▸ STORED DATA
☆ ☆ ☆ ☆

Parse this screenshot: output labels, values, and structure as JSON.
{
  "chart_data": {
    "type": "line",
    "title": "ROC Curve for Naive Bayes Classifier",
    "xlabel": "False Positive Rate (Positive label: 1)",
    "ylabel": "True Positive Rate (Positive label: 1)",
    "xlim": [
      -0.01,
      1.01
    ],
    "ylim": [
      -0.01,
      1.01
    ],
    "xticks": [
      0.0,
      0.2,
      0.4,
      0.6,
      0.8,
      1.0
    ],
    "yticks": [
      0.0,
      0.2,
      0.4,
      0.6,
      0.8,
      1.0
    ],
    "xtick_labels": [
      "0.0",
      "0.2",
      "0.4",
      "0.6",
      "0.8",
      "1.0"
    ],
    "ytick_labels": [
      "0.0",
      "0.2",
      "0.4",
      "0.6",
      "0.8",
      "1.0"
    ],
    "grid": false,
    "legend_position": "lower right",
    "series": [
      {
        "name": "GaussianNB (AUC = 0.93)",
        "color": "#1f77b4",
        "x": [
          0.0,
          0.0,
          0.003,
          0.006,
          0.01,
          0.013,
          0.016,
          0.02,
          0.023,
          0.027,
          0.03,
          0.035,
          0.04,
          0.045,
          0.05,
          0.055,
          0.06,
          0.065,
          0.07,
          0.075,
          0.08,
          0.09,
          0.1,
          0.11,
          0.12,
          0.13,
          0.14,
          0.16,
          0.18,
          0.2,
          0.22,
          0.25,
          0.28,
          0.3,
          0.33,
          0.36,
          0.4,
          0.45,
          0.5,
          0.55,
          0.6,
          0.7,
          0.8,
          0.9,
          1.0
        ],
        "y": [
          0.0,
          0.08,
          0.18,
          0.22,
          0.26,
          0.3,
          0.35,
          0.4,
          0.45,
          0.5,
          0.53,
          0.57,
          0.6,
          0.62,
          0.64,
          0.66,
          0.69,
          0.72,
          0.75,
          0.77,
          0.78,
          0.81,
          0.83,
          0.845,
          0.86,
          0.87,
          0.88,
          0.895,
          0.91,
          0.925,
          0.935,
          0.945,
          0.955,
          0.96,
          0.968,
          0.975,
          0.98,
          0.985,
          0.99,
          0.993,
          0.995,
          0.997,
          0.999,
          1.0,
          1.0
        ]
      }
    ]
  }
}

☆ ☆ ☆ ☆

▸ WHAT THE TASK REQUIRES
Determine how many lines in the records contain "Positive", and reply with the number only.

▸ FULL RESPONSE
2